(Element box rows)
++++++++

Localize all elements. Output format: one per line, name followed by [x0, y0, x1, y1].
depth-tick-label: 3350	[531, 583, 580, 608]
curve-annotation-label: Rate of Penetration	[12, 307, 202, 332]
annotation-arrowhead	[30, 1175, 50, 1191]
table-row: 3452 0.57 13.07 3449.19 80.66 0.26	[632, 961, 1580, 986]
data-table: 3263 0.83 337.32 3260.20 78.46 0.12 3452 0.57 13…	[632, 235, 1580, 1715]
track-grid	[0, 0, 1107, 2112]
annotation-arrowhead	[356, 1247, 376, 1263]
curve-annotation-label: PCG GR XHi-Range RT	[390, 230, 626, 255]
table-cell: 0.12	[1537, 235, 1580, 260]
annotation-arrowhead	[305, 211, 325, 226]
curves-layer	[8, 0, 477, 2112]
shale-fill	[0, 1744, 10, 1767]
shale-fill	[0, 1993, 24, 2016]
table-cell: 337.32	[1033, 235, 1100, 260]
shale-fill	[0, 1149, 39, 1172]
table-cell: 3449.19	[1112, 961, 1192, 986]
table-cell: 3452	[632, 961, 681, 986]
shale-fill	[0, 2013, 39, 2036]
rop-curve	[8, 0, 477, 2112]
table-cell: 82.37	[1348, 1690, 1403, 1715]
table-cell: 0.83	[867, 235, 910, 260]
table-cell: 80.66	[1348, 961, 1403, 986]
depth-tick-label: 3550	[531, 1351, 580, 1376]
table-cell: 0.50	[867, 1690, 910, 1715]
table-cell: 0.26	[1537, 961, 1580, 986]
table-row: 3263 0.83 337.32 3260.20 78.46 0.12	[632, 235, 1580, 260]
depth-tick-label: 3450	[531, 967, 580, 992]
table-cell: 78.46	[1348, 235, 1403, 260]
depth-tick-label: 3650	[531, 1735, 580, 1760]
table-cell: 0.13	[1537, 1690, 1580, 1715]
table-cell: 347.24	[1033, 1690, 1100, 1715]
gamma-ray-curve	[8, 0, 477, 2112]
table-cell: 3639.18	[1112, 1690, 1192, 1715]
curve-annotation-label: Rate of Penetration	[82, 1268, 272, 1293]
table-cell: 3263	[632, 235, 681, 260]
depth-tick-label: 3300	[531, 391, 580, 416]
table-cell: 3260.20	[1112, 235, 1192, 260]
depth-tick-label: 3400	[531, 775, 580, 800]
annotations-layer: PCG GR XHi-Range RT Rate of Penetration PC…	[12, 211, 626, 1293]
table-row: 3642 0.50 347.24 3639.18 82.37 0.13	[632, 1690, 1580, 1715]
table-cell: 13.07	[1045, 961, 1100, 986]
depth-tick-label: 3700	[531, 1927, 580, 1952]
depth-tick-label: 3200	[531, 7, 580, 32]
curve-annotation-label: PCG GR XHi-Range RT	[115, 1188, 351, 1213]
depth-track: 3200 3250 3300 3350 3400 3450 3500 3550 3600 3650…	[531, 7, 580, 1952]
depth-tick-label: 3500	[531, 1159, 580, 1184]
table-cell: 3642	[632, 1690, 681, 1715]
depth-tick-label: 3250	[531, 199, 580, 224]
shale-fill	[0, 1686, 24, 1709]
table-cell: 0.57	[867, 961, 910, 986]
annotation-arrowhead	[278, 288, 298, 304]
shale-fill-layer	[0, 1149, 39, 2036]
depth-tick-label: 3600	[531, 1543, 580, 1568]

++++++++

### Stated exercise
Reproduce the rows above line for line, with no changes.

### Task result
Localize all elements. Output format: one per line, name followed by [x0, y0, x1, y1].
depth-tick-label: 3350	[531, 583, 580, 608]
curve-annotation-label: Rate of Penetration	[12, 307, 202, 332]
annotation-arrowhead	[30, 1175, 50, 1191]
table-row: 3452 0.57 13.07 3449.19 80.66 0.26	[632, 961, 1580, 986]
data-table: 3263 0.83 337.32 3260.20 78.46 0.12 3452 0.57 13…	[632, 235, 1580, 1715]
track-grid	[0, 0, 1107, 2112]
annotation-arrowhead	[356, 1247, 376, 1263]
curve-annotation-label: PCG GR XHi-Range RT	[390, 230, 626, 255]
table-cell: 0.12	[1537, 235, 1580, 260]
annotation-arrowhead	[305, 211, 325, 226]
curves-layer	[8, 0, 477, 2112]
shale-fill	[0, 1744, 10, 1767]
shale-fill	[0, 1993, 24, 2016]
table-cell: 337.32	[1033, 235, 1100, 260]
shale-fill	[0, 1149, 39, 1172]
table-cell: 3449.19	[1112, 961, 1192, 986]
table-cell: 3452	[632, 961, 681, 986]
shale-fill	[0, 2013, 39, 2036]
rop-curve	[8, 0, 477, 2112]
table-cell: 82.37	[1348, 1690, 1403, 1715]
table-cell: 0.83	[867, 235, 910, 260]
table-cell: 80.66	[1348, 961, 1403, 986]
depth-tick-label: 3550	[531, 1351, 580, 1376]
table-cell: 0.50	[867, 1690, 910, 1715]
table-cell: 0.26	[1537, 961, 1580, 986]
table-row: 3263 0.83 337.32 3260.20 78.46 0.12	[632, 235, 1580, 260]
depth-tick-label: 3450	[531, 967, 580, 992]
table-cell: 78.46	[1348, 235, 1403, 260]
depth-tick-label: 3650	[531, 1735, 580, 1760]
table-cell: 0.13	[1537, 1690, 1580, 1715]
table-cell: 347.24	[1033, 1690, 1100, 1715]
gamma-ray-curve	[8, 0, 477, 2112]
table-cell: 3639.18	[1112, 1690, 1192, 1715]
curve-annotation-label: Rate of Penetration	[82, 1268, 272, 1293]
table-cell: 3263	[632, 235, 681, 260]
depth-tick-label: 3300	[531, 391, 580, 416]
table-cell: 3260.20	[1112, 235, 1192, 260]
depth-tick-label: 3400	[531, 775, 580, 800]
annotations-layer: PCG GR XHi-Range RT Rate of Penetration PC…	[12, 211, 626, 1293]
table-row: 3642 0.50 347.24 3639.18 82.37 0.13	[632, 1690, 1580, 1715]
table-cell: 13.07	[1045, 961, 1100, 986]
depth-tick-label: 3700	[531, 1927, 580, 1952]
depth-tick-label: 3200	[531, 7, 580, 32]
curve-annotation-label: PCG GR XHi-Range RT	[115, 1188, 351, 1213]
depth-track: 3200 3250 3300 3350 3400 3450 3500 3550 3600 3650…	[531, 7, 580, 1952]
depth-tick-label: 3500	[531, 1159, 580, 1184]
table-cell: 3642	[632, 1690, 681, 1715]
depth-tick-label: 3250	[531, 199, 580, 224]
shale-fill	[0, 1686, 24, 1709]
table-cell: 0.57	[867, 961, 910, 986]
annotation-arrowhead	[278, 288, 298, 304]
shale-fill-layer	[0, 1149, 39, 2036]
depth-tick-label: 3600	[531, 1543, 580, 1568]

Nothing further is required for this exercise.